Job:
Revise everything in the ESOP article from "Employees couldn't be" down to "retain valued employees.", replacing "retention" with "staff loyalty".

*** Source extract ***

ESOP allows Dave Hill to retire with peace of mind.
Several options crossed Hill's desk, such as selling the company or joining a consortium to go public. At that time, the company was struggling to hit $10 million in revenue — too small for its own IPO. Another option to form a roll-up venture with several other small companies fell through. That was when Hill opted for employee ownership to guide his company into the new millennium.
"Employee stock ownership programs (ESOP) work best when the employees have a keen interest in protecting and growing the assets of the company," says Hill. "Hill Associates was a perfect candidate — our employees are our assets."
The company already had moved toward employee ownership: In 1993 Hill and his co-founders sold off 40% of their holdings to make it available for the employee population. Once the decision was made to convert to a full 100% ESOP, Hill Associates' management worked out an agreement with a local bank that would pay the owners as much money as they would have received from any one of the other options. They will remain active in the company for several more years, and the same management team will remain under new ownership.
Hill Associates opted for a leveraged ESOP in which the company borrows the money to make the stock purchase. It contributes 100% of the funds needed to pay back the loan, and shares are allocated to employees pro rata, based on their compensation.
Employees couldn't be happier, reports President Jerry Johnson. In an industry where retention is key, Johnson believes the ESOP will help Hill Associates retain valued employees.

*** Entries ***

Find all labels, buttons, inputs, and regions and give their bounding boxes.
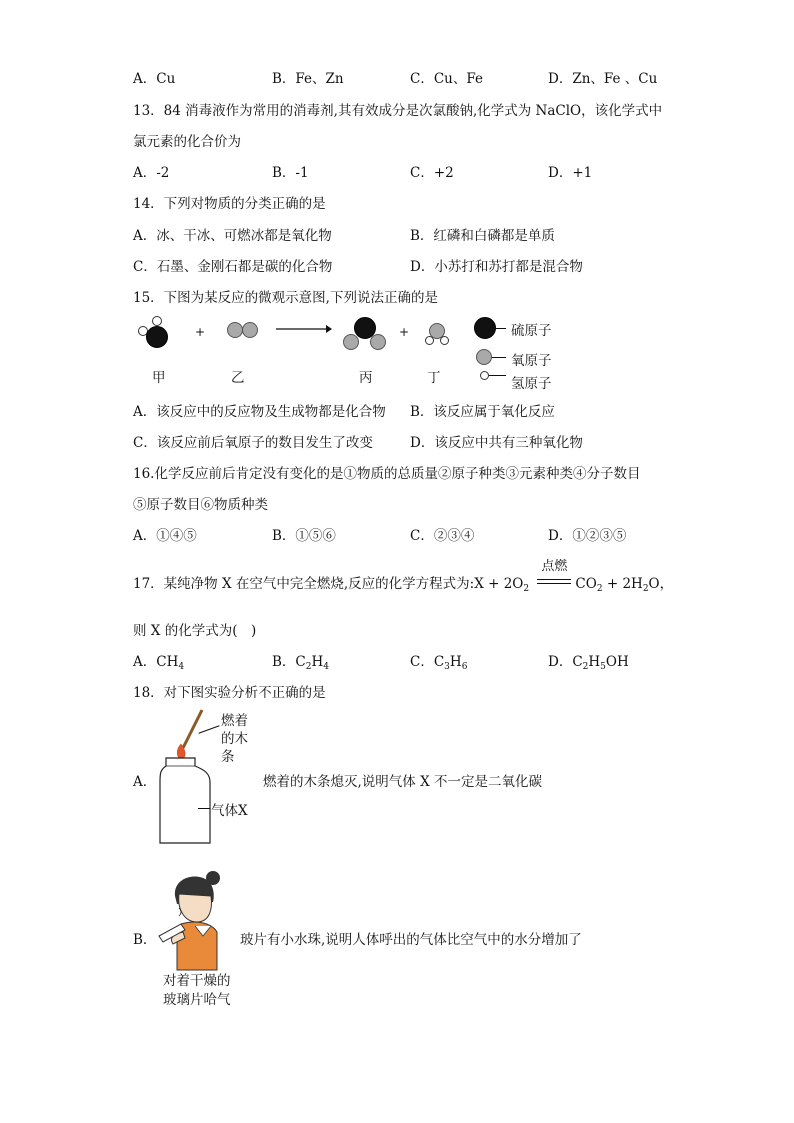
q13-stem-line2: 氯元素的化合价为 xyxy=(133,134,241,150)
option-text: H xyxy=(449,654,462,670)
q18-option-a-text: 燃着的木条熄灭,说明气体 X 不一定是二氧化碳 xyxy=(263,774,542,790)
subscript: 2 xyxy=(596,584,603,594)
legend-sulfur-atom xyxy=(474,317,496,339)
q17-option-b xyxy=(272,650,329,672)
subscript: 2 xyxy=(305,662,312,672)
legend-sulfur-label: 硫原子 xyxy=(511,323,552,339)
plus-sign: + xyxy=(195,325,206,339)
oxygen-atom xyxy=(227,322,243,338)
option-text: C．C xyxy=(410,654,445,670)
hydrogen-atom xyxy=(152,316,162,326)
label-yi: 乙 xyxy=(231,370,245,386)
option-text: OH xyxy=(605,654,629,670)
subscript: 4 xyxy=(323,662,329,672)
legend-line xyxy=(492,357,506,358)
hydrogen-atom xyxy=(440,336,449,345)
girl-breathing-on-glass-icon xyxy=(155,866,230,971)
label-bing: 丙 xyxy=(359,370,373,386)
product-tail: O， xyxy=(648,576,674,592)
q16-option-c: C．②③④ xyxy=(410,528,475,544)
q13-option-c: C．+2 xyxy=(410,165,454,181)
gas-bottle-with-burning-stick-icon xyxy=(150,708,230,848)
sulfur-atom xyxy=(146,326,168,348)
subscript: 6 xyxy=(461,662,468,672)
stick-label-line: 燃着 xyxy=(221,713,248,729)
q17-stem-line2: 则 X 的化学式为( ) xyxy=(133,623,257,639)
oxygen-atom xyxy=(343,334,359,350)
q15-option-c: C．该反应前后氧原子的数目发生了改变 xyxy=(133,435,373,451)
q12-option-b: B．Fe、Zn xyxy=(272,71,344,87)
q18-option-b-label: B． xyxy=(133,932,157,948)
q14-option-c: C．石墨、金刚石都是碳的化合物 xyxy=(133,259,333,275)
q17-stem-text: 17．某纯净物 X 在空气中完全燃烧,反应的化学方程式为:X + 2O xyxy=(133,576,524,592)
q12-option-c: C．Cu、Fe xyxy=(410,71,483,87)
legend-oxygen-label: 氧原子 xyxy=(511,353,552,369)
option-text: A．CH xyxy=(133,654,179,670)
q17-option-a xyxy=(133,650,184,672)
caption-line: 对着干燥的 xyxy=(163,973,231,989)
subscript: 4 xyxy=(178,662,185,672)
q12-option-a: A．Cu xyxy=(133,71,176,87)
q17-option-c xyxy=(410,650,467,672)
reaction-condition xyxy=(537,559,571,584)
option-text: H xyxy=(588,654,601,670)
hydrogen-atom xyxy=(425,336,434,345)
label-ding: 丁 xyxy=(427,370,441,386)
q16-stem-line1: 16.化学反应前后肯定没有变化的是①物质的总质量②原子种类③元素种类④分子数目 xyxy=(133,466,641,482)
q15-option-b: B．该反应属于氧化反应 xyxy=(410,404,555,420)
option-text: B．C xyxy=(272,654,306,670)
subscript: 2 xyxy=(642,584,649,594)
q18-option-b-text: 玻片有小水珠,说明人体呼出的气体比空气中的水分增加了 xyxy=(240,932,582,948)
q15-option-a: A．该反应中的反应物及生成物都是化合物 xyxy=(133,404,386,420)
caption-line: 玻璃片哈气 xyxy=(163,992,231,1008)
stick-label-line: 条 xyxy=(221,749,235,765)
product-h2o: + 2H xyxy=(602,576,643,592)
q16-stem-line2: ⑤原子数目⑥物质种类 xyxy=(133,497,268,513)
plus-sign: + xyxy=(399,325,410,339)
subscript: 2 xyxy=(582,662,589,672)
legend-hydrogen-label: 氢原子 xyxy=(511,376,552,392)
q14-option-d: D．小苏打和苏打都是混合物 xyxy=(410,259,583,275)
legend-hydrogen-atom xyxy=(480,371,489,380)
label-jia: 甲 xyxy=(152,370,166,386)
legend-line xyxy=(489,375,506,376)
q14-option-a: A．冰、干冰、可燃冰都是氧化物 xyxy=(133,228,332,244)
subscript: 3 xyxy=(444,662,450,672)
q18-stem: 18．对下图实验分析不正确的是 xyxy=(133,685,326,701)
q16-option-a: A．①④⑤ xyxy=(133,528,197,544)
q13-option-b: B．-1 xyxy=(272,165,309,181)
stick-label-line: 的木 xyxy=(221,731,248,747)
q16-option-b: B．①⑤⑥ xyxy=(272,528,336,544)
q17-option-d xyxy=(548,650,629,672)
q18-option-a-label: A． xyxy=(133,774,157,790)
q12-option-d: D．Zn、Fe 、Cu xyxy=(548,71,658,87)
oxygen-atom xyxy=(370,334,386,350)
q13-option-d: D．+1 xyxy=(548,165,593,181)
q13-option-a: A．-2 xyxy=(133,165,170,181)
stick-label xyxy=(221,712,248,766)
condition-label: 点燃 xyxy=(541,559,568,574)
gas-pointer-line xyxy=(198,808,210,809)
q13-stem-line1: 13．84 消毒液作为常用的消毒剂,其有效成分是次氯酸钠,化学式为 NaClO，该化学式中 xyxy=(133,103,663,119)
subscript: 5 xyxy=(600,662,606,672)
q15-stem: 15．下图为某反应的微观示意图,下列说法正确的是 xyxy=(133,290,438,306)
option-text: H xyxy=(311,654,324,670)
option-text: D．C xyxy=(548,654,583,670)
q18-b-caption xyxy=(163,972,231,1010)
legend-line xyxy=(496,328,506,329)
oxygen-atom xyxy=(242,322,258,338)
q16-option-d: D．①②③⑤ xyxy=(548,528,627,544)
reaction-arrow-icon xyxy=(274,323,334,335)
gas-label: 气体X xyxy=(211,803,248,819)
q15-option-d: D．该反应中共有三种氧化物 xyxy=(410,435,583,451)
legend-oxygen-atom xyxy=(476,349,492,365)
q17-stem xyxy=(133,559,674,594)
subscript: 2 xyxy=(523,584,530,594)
q14-stem: 14．下列对物质的分类正确的是 xyxy=(133,196,326,212)
q14-option-b: B．红磷和白磷都是单质 xyxy=(410,228,555,244)
equals-sign xyxy=(537,579,571,584)
product-co2: CO xyxy=(575,576,597,592)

***

Complete response:
Employees couldn't be happier, reports President Jerry Johnson. In an industry where staff loyalty is key, Johnson believes the ESOP will help Hill Associates retain valued employees.